● **Problem requirements**
Lines containing the string "ninepoint" are to be counted; report the total by itself.
----- Data records -----
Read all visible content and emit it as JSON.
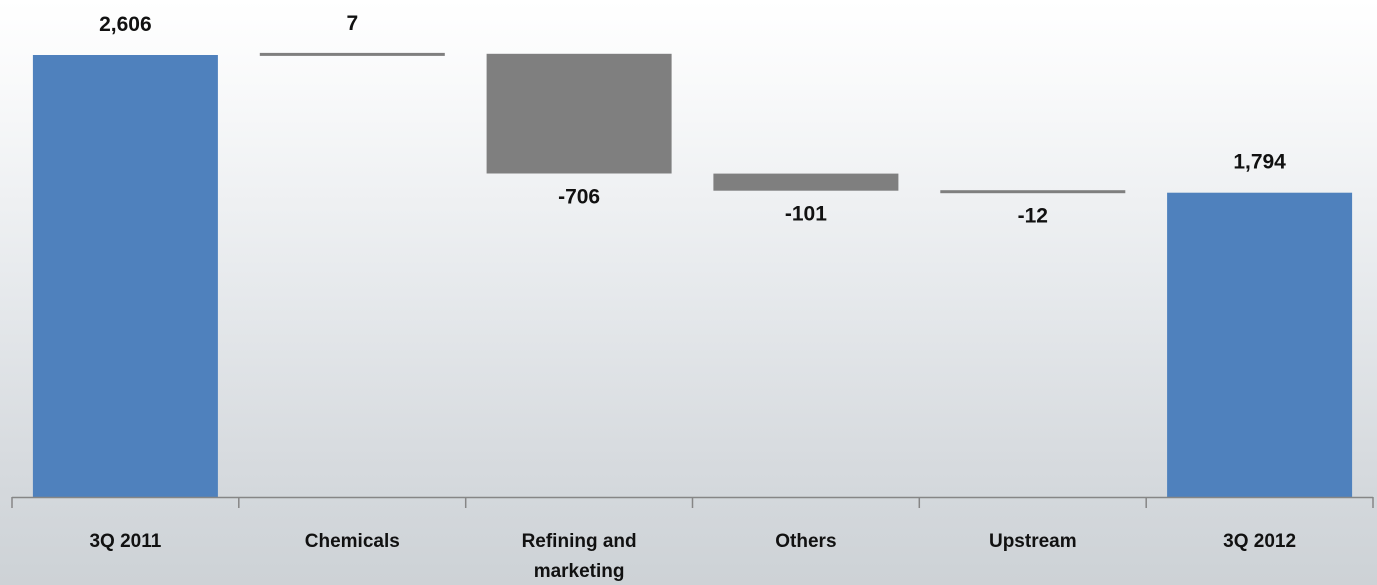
{
  "chart_data": {
    "type": "waterfall",
    "title": "",
    "xlabel": "",
    "ylabel": "",
    "ylim": [
      0,
      2700
    ],
    "grid": false,
    "legend": "none",
    "categories": [
      "3Q 2011",
      "Chemicals",
      "Refining and marketing",
      "Others",
      "Upstream",
      "3Q 2012"
    ],
    "category_lines": [
      [
        "3Q 2011"
      ],
      [
        "Chemicals"
      ],
      [
        "Refining and",
        "marketing"
      ],
      [
        "Others"
      ],
      [
        "Upstream"
      ],
      [
        "3Q 2012"
      ]
    ],
    "values": [
      2606,
      7,
      -706,
      -101,
      -12,
      1794
    ],
    "kinds": [
      "total",
      "increase",
      "decrease",
      "decrease",
      "decrease",
      "total"
    ],
    "data_labels": [
      "2,606",
      "7",
      "-706",
      "-101",
      "-12",
      "1,794"
    ],
    "colors": {
      "total": "#4f81bd",
      "change": "#7f7f7f",
      "axis": "#868686",
      "text": "#111111"
    }
  }
}
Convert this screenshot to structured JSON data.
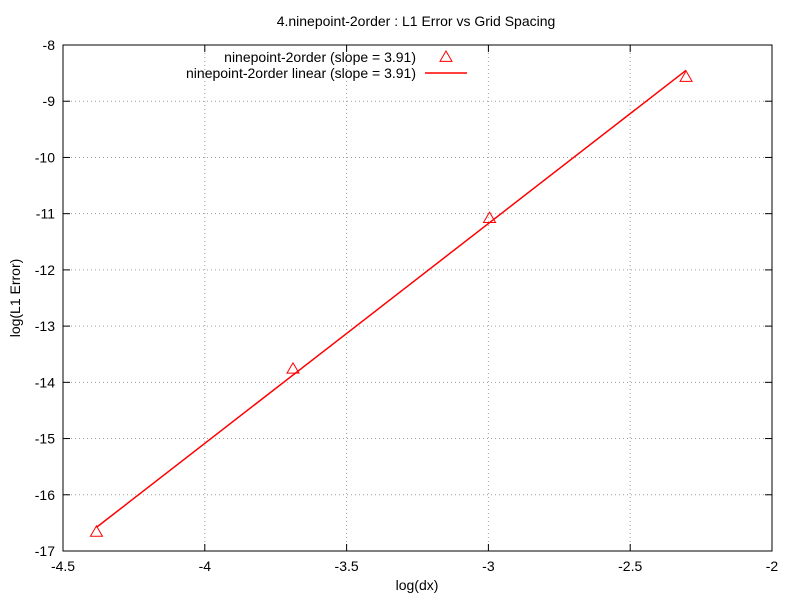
{
  "chart_data": {
    "type": "line",
    "title": "4.ninepoint-2order : L1 Error vs Grid Spacing",
    "xlabel": "log(dx)",
    "ylabel": "log(L1 Error)",
    "xlim": [
      -4.5,
      -2
    ],
    "ylim": [
      -17,
      -8
    ],
    "xticks": [
      -4.5,
      -4,
      -3.5,
      -3,
      -2.5,
      -2
    ],
    "xtick_labels": [
      "-4.5",
      "-4",
      "-3.5",
      "-3",
      "-2.5",
      "-2"
    ],
    "yticks": [
      -17,
      -16,
      -15,
      -14,
      -13,
      -12,
      -11,
      -10,
      -9,
      -8
    ],
    "ytick_labels": [
      "-17",
      "-16",
      "-15",
      "-14",
      "-13",
      "-12",
      "-11",
      "-10",
      "-9",
      "-8"
    ],
    "grid": true,
    "legend_position": "top-left",
    "series": [
      {
        "name": "ninepoint-2order (slope = 3.91)",
        "style": "scatter",
        "marker": "triangle-open",
        "color": "#ff0000",
        "x": [
          -4.382,
          -3.689,
          -2.996,
          -2.303
        ],
        "y": [
          -16.66,
          -13.76,
          -11.08,
          -8.57
        ]
      },
      {
        "name": "ninepoint-2order linear (slope = 3.91)",
        "style": "line",
        "color": "#ff0000",
        "x": [
          -4.382,
          -2.303
        ],
        "y": [
          -16.58,
          -8.45
        ]
      }
    ]
  }
}
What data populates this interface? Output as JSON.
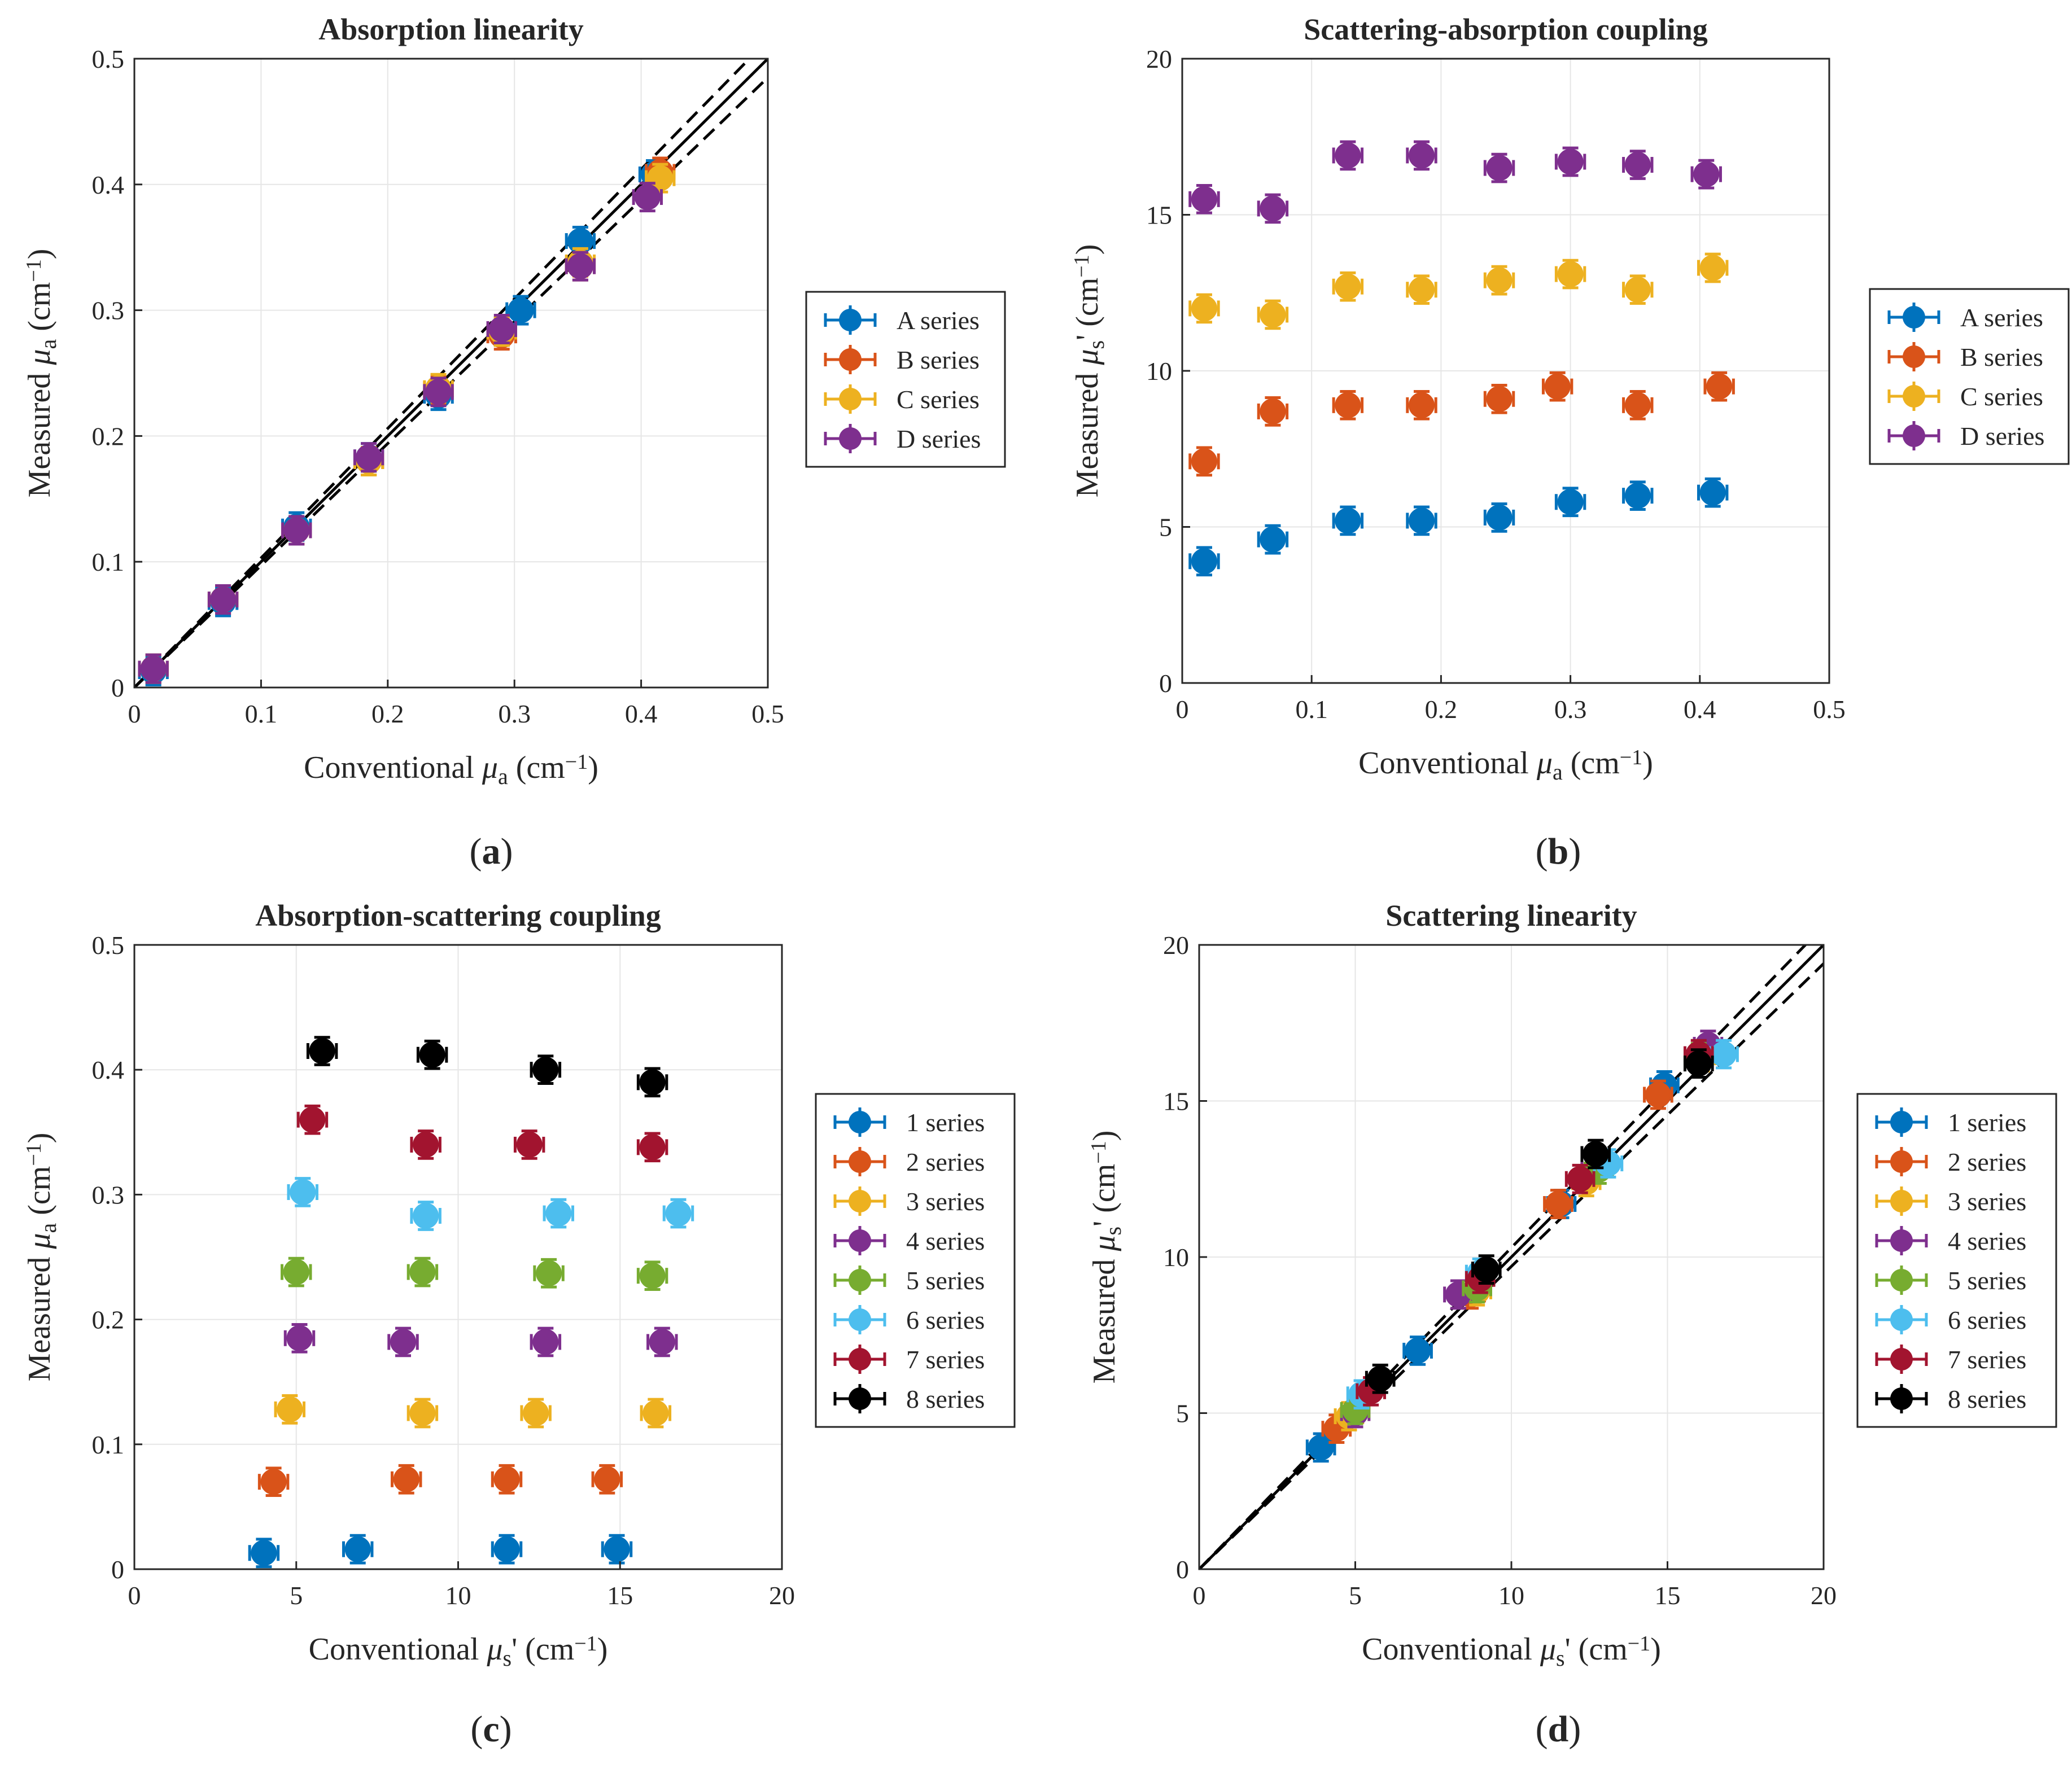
-----
● **Response to the task**
3